▶ **Brano di lettura**:
--------------------
Il pastore della chiesa valdese, Paolo Ricca, scrivendo in questi giorni dell'Ascensione, diceva che "un po' dappertutto l'Ascensione è diventata o tende a diventare la cenerentola delle feste cristiane".
Ascensione, festa cenerentola. E si chiedeva perché, come mai?
Eppure dell'Ascensione si parla ampiamente nelle Sacre Scritture. A confronto per esempio col Natale, molto più ampiamente. Eppure vedete quanta importanza diamo al Natale, e quanta meno all'Ascensione. Perché? Come mai?
"La risposta" -scrive Paolo Ricca- "non è difficile: l'Ascensione è poco festeggiata perché la Chiesa esita a far festa nel momento in cui il suo Signore "se ne va". La Chiesa festeggia volentieri il Signore che viene, ma non il Signore che parte; acclama colui che appare, ma non colui che scompare".
Con l'Ascensione Gesù diventa invisibile.
L'invisibilità fa problema: mi ha colpito questa citazione di Dietrich Bonhoeffer, che scriveva: "L'invisibilità ci uccide".
Sì, questo è un pericolo. Non è forse vero che nell'invisibilità ci si allontana a volte? Abbiamo perfino coniato un proverbio: "Lontano dagli occhi, lontano dal cuore".
Quasi a dire che quando viene meno la visibilità -lontano dagli occhi- viene meno anche il rapporto la relazione.
E non è proprio questo quello che accade sul monte degli Ulivi, e cioè l'andare lontano dagli occhi? E' scritto: "Detto questo, fu elevato in alto sotto i loro occhi e una nube lo sottrasse al loro sguardo...".
Lontano dagli occhi. Ma ci chiediamo, lontano anche dal cuore questo Signore?
Ecco, la storia che segue -e la storia che segue è certo quella narrata negli Atti degli Apostoli, ma anche quella narrata nei secoli successivi, è la storia anche dei discepoli di oggi- ebbene, la storia che segue contiene una sfida al proverbio, sta a dimostrare che la lontananza dagli occhi di Gesù, la sua invisibilità, non l'ha cancellato dal nostro cuore.
"L'invisibilità" -scrive Paolo Ricca- "non significa assenza, ma un altro tipo di presenza, quella dello Spirito con il quale Gesù paradossalmente è più vicino di prima ai suoi discepoli: prima stava "con loro", adesso dimora "dentro" di loro".
L'Ascensione rovescia il proverbio: "lontano dagli occhi, vicino nel cuore".
Vorrei aggiungere che paradossalmente quella visibilità di Gesù a cui, a volte, guardiamo con nostalgia, la visibilità del passato, quando le folle lo toccavano, quando la donna peccatrice lo ungeva e lo profumava, quella visibilità era anche un ostacolo.
--------------------
▶ **Dati forniti**:
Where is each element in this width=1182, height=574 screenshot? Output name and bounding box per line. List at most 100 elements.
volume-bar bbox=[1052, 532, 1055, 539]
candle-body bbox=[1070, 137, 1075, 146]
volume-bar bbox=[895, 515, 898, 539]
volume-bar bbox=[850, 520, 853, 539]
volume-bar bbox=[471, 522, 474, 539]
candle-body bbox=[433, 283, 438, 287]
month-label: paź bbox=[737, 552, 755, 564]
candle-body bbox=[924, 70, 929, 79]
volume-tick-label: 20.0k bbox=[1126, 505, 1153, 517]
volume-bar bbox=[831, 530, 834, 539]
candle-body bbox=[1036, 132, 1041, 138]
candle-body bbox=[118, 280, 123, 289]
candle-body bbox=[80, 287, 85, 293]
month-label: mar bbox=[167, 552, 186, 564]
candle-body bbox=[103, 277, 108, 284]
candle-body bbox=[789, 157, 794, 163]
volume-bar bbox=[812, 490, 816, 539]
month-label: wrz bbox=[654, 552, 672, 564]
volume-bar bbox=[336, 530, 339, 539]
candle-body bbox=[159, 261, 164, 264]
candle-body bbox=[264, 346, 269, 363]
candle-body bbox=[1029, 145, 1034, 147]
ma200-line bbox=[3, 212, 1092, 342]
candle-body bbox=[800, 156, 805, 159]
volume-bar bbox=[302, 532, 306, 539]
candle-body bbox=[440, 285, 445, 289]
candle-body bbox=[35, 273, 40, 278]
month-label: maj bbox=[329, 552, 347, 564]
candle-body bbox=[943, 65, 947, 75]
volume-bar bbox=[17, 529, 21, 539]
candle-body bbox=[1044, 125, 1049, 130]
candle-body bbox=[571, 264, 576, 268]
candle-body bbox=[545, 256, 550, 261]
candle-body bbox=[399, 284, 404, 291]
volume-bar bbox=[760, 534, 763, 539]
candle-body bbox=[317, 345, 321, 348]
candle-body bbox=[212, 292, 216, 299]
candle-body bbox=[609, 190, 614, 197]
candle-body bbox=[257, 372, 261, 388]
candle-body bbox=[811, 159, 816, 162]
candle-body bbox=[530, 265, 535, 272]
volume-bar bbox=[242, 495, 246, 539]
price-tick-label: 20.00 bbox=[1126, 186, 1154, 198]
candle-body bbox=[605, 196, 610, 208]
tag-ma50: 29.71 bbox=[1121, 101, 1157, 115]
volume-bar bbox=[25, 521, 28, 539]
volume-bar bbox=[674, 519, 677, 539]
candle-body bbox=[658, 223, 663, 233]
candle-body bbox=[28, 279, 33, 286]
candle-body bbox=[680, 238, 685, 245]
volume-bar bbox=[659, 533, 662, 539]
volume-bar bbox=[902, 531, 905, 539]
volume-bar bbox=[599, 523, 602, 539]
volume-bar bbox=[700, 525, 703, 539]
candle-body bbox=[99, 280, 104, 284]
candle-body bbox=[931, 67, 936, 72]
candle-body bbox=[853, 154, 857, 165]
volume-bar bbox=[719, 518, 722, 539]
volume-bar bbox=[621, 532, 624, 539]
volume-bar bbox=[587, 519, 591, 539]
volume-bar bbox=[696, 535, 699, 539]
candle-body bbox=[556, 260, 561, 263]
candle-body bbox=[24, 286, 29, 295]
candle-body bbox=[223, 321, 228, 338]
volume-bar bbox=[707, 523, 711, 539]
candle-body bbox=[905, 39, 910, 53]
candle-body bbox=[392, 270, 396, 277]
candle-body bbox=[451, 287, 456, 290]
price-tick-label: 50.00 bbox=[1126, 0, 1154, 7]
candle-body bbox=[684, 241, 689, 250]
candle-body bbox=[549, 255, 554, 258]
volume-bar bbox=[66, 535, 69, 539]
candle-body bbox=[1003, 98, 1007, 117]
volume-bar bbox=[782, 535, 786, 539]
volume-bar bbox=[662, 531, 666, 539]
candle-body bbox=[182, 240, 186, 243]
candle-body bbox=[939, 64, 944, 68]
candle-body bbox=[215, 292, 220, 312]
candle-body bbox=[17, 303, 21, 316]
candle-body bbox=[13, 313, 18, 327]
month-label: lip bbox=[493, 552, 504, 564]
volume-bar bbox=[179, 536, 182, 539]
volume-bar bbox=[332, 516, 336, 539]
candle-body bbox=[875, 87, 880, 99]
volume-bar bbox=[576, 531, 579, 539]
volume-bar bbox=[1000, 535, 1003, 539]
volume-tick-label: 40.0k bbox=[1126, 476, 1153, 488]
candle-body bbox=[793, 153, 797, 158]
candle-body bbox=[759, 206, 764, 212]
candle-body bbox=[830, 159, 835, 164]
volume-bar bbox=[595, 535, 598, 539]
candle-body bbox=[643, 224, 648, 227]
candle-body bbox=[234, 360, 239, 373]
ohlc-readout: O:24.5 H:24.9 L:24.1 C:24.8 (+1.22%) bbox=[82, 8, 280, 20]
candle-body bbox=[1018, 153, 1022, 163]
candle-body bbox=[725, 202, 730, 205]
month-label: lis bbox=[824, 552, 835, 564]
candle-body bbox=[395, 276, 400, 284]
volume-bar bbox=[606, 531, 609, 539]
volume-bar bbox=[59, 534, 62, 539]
--------------------
▶ **Esercizi da svolgere**:
A. Puoi riscrivere come elenco puntato il paragrafo del testo sull'Ascensione che comincia con «"La risposta" -scrive Paolo Ricca-», mantenendone i fatti principali?
B. Puoi scrivere il seguito del testo sull'Ascensione, partendo dopo la sua ultima frase?

▶ **Risposte agli esercizi**:
A.
- Secondo Paolo Ricca la risposta non è difficile.
- L'Ascensione è poco festeggiata perché la Chiesa esita a far festa nel momento in cui il suo Signore "se ne va".
- La Chiesa festeggia volentieri il Signore che viene e acclama colui che appare.
- Non festeggia invece il Signore che parte e non acclama colui che scompare.

B.
Un ostacolo perché tratteneva Gesù: lo tratteneva in un piccolo paese, nei confini che delimitavano la sua azione: quante migliaia di persone lo videro, lo ascoltarono? Poche senz'altro.
Da quando è asceso al cielo, pensate quante storie di uomini e di donne -miliardi, miliardi di storie e noi siamo una di queste storie- quante storie di uomini e di donne hanno stretto un legame con questo invisibile Signore. Voi mi capite, che Gesù -lontano dai nostri occhi- viva, viva con la sua presenza, con la sua parola, con la sua luce, con la sua consolazione, nei nostri cuori.
E da ultimo è anche vero che questa festa dell'Ascensione -lo faceva notare ancora Paolo Ricca- proprio perché sottrae il Signore ai nostri sguardi, ci fa vivere i nostri giorni anche come attesa. Perché state a guardare il cielo? Questo Gesù, che è stato tra voi assunto fino al cielo, tornerà un giorno, allo stesso modo in cui l'avete visto andare in cielo.
Vivere l'attesa. Non è facile imparare l'attesa. Aspettare Dio. Anche nella religione a volte abbiamo più l'aria di chi possiede, che lo sguardo curioso di chi attende.
Scrive P. Tillich:
"Penso al teologo, che non aspetta Dio perché lo possiede rinchiuso in un edificio dottrinale.
Penso all'uomo di chiesa, che non aspetta Dio perché lo possiede rinchiuso in una istituzione.
Penso al credente, che non aspetta Dio rinchiuso nella sua propria esperienza.
Non è facile sopportare questo non avere Dio, questo aspettare Dio...".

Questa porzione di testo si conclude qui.